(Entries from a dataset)
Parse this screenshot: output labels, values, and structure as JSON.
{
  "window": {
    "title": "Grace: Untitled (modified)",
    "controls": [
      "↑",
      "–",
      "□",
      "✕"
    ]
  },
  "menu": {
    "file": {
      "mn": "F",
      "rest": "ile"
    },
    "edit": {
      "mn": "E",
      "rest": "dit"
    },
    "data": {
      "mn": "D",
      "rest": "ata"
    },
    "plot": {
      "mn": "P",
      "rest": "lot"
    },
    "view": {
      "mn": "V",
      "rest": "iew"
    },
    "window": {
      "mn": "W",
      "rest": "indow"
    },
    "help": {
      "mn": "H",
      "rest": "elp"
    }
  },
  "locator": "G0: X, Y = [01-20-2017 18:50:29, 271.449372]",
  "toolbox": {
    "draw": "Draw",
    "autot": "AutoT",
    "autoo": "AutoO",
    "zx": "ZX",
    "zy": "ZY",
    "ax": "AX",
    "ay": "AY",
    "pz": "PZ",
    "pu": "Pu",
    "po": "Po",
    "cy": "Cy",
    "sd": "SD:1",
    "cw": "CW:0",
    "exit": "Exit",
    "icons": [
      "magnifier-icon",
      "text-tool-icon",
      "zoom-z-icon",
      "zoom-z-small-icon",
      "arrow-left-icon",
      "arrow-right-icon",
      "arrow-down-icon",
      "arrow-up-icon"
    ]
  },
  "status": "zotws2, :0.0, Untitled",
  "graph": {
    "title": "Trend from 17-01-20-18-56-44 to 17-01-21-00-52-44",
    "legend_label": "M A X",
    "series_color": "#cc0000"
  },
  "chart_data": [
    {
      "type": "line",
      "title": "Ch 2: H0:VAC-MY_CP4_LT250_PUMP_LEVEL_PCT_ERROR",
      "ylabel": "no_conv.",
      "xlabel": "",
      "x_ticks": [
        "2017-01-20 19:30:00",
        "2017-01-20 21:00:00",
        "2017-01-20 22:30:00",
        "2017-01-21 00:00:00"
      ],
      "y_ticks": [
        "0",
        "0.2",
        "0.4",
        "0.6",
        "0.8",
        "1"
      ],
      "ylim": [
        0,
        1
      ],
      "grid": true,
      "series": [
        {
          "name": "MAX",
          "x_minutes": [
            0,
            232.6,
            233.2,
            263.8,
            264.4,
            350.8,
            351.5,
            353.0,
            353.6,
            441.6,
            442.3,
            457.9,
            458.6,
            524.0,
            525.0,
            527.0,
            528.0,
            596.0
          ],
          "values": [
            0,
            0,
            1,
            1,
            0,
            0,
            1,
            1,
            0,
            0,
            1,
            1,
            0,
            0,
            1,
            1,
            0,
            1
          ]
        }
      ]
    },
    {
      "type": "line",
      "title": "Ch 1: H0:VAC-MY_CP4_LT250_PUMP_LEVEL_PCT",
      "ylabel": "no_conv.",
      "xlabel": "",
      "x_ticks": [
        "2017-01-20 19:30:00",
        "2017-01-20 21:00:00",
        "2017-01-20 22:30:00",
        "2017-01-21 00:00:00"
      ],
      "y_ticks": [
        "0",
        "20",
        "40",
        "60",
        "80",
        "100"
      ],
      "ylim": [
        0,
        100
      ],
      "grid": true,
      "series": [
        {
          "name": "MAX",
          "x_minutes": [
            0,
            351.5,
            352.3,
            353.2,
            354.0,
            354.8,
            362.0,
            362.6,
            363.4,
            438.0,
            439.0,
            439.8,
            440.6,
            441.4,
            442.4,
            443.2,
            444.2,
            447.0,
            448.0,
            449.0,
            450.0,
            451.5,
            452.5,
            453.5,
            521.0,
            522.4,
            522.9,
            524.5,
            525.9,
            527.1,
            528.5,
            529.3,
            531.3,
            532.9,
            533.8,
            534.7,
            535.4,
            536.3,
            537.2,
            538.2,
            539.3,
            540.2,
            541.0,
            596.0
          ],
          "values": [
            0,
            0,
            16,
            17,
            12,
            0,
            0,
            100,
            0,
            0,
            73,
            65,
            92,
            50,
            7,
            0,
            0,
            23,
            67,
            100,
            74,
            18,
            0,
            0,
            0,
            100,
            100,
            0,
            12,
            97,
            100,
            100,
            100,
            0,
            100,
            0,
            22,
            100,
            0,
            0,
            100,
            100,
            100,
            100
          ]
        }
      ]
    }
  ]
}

Task details:
Show the lines of the records that contain the word "Untitled".

Finished exercise:
    "title": "Grace: Untitled (modified)",
  "status": "zotws2, :0.0, Untitled",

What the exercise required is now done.